== SUPPLIED RECORDS ==
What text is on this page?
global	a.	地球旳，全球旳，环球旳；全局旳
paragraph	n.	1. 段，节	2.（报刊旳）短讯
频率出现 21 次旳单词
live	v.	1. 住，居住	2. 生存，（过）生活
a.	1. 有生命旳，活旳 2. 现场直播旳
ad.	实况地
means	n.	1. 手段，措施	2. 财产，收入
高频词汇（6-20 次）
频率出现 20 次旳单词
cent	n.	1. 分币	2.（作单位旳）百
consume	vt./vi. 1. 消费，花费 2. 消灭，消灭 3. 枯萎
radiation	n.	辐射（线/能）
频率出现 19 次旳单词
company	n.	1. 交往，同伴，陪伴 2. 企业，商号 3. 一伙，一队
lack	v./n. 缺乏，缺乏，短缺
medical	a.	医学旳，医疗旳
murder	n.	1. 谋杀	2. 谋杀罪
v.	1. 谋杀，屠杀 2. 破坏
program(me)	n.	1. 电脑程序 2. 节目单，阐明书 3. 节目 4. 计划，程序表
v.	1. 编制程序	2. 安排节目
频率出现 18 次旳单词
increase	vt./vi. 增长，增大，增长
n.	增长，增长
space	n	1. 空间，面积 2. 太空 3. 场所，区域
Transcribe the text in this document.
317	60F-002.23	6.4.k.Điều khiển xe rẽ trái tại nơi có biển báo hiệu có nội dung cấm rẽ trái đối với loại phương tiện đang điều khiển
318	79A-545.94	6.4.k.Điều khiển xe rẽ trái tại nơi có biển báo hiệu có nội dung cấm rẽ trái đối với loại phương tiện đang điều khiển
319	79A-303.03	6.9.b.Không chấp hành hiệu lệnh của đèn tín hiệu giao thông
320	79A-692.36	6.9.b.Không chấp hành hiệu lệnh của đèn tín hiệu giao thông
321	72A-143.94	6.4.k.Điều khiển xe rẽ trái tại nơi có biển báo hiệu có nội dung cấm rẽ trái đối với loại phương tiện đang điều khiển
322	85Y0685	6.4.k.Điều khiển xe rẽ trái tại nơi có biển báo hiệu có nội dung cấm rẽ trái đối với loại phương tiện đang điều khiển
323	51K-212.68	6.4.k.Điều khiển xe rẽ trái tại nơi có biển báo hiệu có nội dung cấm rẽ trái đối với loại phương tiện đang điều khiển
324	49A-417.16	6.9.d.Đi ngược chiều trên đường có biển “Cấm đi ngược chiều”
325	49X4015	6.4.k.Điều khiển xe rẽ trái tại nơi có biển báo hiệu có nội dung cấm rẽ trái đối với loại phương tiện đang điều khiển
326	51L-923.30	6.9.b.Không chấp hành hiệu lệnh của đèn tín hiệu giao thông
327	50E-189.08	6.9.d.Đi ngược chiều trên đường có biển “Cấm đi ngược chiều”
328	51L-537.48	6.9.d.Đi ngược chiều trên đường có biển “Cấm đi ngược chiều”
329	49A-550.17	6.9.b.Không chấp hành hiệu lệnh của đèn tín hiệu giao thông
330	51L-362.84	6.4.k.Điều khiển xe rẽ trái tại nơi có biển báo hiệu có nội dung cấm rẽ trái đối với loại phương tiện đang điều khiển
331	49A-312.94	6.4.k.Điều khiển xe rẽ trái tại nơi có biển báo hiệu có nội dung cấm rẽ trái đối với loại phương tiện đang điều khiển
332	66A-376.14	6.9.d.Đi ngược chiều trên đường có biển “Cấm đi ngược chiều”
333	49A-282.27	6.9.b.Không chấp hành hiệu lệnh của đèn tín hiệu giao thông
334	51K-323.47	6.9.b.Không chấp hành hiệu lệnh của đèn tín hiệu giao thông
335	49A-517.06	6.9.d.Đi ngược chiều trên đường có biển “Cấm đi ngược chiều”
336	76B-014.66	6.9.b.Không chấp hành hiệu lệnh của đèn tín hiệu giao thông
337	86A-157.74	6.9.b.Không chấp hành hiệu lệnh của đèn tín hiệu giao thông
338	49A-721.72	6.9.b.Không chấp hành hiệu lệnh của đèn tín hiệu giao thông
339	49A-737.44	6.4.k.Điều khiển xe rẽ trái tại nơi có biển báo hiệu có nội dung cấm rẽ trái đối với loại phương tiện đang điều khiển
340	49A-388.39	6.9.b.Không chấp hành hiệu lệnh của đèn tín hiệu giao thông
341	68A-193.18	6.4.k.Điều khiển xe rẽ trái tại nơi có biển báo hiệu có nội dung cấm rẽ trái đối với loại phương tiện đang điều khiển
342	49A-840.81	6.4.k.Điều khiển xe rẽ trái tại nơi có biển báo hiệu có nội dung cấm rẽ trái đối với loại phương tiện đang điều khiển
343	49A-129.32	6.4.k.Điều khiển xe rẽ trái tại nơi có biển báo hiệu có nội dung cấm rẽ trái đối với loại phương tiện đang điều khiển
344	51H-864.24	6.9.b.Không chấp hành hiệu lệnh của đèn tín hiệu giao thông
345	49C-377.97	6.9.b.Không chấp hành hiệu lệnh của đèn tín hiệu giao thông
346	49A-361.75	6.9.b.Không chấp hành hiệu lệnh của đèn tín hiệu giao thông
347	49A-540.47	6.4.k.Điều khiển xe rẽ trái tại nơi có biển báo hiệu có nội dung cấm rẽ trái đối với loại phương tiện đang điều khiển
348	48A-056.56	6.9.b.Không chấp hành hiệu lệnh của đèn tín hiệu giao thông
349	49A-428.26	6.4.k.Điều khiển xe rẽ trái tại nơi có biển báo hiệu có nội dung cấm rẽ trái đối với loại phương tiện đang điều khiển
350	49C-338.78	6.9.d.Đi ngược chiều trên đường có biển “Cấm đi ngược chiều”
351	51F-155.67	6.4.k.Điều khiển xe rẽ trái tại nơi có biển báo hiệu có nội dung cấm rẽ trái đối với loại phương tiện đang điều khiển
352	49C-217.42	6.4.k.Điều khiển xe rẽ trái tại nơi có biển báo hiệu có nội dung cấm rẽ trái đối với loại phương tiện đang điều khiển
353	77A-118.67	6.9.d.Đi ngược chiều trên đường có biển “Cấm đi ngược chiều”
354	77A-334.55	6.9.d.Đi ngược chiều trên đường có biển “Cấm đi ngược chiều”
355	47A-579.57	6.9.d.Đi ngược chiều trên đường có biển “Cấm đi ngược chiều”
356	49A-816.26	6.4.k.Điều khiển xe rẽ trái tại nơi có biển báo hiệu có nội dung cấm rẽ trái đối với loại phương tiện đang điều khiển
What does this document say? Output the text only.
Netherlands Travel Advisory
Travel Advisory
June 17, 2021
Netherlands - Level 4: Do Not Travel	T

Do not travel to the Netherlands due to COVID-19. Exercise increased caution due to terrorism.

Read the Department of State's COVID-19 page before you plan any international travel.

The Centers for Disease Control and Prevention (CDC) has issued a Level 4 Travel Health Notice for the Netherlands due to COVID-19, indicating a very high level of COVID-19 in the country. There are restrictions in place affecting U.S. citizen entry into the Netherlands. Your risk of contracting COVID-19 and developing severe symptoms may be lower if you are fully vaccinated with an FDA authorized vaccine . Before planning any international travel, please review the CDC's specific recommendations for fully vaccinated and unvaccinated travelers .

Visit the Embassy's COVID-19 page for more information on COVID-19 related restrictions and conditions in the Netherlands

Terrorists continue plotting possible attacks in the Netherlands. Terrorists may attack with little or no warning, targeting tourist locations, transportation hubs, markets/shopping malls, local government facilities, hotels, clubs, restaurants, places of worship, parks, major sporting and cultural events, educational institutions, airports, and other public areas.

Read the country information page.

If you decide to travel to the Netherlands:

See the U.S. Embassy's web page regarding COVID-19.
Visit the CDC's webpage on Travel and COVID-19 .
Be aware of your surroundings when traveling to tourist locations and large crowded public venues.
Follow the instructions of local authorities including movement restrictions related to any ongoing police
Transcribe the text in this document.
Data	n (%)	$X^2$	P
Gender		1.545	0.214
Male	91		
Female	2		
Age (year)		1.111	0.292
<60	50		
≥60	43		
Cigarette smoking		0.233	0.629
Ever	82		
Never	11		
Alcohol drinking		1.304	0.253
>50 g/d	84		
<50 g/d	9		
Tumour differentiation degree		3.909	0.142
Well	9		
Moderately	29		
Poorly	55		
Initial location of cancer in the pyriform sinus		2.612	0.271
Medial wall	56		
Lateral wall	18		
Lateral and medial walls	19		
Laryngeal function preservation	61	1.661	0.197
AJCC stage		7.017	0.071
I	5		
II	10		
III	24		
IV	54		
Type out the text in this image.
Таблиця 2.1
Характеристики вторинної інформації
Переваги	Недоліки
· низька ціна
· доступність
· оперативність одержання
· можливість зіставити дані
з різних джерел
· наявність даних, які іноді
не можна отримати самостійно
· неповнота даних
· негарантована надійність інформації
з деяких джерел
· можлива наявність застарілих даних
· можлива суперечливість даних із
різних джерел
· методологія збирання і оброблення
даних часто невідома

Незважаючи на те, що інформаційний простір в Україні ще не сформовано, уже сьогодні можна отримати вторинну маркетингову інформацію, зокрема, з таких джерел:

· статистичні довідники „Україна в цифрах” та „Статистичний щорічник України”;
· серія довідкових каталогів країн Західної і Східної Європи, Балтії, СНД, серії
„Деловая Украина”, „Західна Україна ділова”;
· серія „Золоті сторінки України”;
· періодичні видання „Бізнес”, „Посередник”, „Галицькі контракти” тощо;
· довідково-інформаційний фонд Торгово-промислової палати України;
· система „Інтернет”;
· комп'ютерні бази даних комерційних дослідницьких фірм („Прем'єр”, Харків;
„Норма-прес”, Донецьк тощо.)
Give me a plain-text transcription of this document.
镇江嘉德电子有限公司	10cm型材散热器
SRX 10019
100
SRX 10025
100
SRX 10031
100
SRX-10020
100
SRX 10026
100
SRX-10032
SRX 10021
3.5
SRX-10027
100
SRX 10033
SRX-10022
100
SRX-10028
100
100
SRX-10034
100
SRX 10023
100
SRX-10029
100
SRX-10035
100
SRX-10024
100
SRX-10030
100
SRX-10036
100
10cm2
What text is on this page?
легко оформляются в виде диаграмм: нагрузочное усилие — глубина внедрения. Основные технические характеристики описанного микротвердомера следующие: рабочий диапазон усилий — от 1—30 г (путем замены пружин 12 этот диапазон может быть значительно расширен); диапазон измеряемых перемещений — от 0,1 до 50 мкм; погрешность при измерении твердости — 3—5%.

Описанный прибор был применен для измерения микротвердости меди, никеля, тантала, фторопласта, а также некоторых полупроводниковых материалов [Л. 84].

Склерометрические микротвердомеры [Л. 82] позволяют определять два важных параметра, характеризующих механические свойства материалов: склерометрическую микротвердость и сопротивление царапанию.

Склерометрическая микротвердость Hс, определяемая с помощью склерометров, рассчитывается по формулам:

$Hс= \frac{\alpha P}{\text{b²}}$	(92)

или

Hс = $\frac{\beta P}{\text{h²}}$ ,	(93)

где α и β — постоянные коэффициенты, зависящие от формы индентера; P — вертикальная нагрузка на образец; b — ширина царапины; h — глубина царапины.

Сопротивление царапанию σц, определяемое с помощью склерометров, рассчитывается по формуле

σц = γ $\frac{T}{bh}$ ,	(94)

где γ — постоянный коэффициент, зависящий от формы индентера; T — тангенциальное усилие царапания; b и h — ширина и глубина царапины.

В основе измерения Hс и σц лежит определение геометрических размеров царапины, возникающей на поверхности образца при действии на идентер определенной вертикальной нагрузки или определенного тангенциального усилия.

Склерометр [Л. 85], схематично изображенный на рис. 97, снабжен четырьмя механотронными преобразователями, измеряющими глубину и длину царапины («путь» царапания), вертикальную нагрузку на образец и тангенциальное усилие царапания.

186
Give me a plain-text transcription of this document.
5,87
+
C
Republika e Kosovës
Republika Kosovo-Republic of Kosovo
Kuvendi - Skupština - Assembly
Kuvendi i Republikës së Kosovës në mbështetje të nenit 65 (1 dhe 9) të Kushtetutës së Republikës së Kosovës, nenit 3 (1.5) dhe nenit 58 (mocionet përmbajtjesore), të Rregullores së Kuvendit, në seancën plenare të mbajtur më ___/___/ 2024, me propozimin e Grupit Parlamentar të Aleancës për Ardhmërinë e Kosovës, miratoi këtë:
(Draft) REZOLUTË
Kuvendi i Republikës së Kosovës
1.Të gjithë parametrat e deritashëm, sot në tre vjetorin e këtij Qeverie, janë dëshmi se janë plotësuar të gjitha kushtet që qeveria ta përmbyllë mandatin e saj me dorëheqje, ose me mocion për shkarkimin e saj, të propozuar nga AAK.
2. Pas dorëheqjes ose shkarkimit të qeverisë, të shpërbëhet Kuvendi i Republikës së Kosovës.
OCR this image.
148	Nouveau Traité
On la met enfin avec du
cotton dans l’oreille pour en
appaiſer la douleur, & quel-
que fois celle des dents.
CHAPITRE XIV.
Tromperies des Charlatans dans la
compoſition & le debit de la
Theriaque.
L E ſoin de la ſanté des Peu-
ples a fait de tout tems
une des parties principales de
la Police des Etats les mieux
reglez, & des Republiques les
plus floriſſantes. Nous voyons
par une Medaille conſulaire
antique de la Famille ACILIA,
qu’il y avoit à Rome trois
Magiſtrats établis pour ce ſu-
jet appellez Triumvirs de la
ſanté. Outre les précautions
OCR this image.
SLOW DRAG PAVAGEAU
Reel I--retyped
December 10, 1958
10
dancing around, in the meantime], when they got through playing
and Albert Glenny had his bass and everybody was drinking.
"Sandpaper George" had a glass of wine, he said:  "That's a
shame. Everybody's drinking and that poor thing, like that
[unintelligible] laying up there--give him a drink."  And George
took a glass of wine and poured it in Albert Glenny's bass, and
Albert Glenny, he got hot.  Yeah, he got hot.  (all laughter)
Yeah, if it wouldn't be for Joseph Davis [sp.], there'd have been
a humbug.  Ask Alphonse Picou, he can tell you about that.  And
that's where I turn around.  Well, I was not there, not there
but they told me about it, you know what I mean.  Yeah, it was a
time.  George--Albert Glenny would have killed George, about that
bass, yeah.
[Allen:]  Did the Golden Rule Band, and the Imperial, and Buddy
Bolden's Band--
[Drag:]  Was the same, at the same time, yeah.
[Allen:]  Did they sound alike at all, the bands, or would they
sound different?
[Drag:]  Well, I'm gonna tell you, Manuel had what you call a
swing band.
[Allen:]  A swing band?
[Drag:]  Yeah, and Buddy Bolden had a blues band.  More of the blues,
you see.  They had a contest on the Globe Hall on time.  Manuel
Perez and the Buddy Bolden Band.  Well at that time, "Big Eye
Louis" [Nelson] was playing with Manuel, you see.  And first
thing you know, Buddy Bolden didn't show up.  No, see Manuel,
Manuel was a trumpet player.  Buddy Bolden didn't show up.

== EXERCISE PROMPT ==
Your task is to collect every line above that contains the word "джерел".

== EXPECTED ANSWER ==
з різних джерел
з деяких джерел
різних джерел
Незважаючи на те, що інформаційний простір в Україні ще не сформовано, уже сьогодні можна отримати вторинну маркетингову інформацію, зокрема, з таких джерел:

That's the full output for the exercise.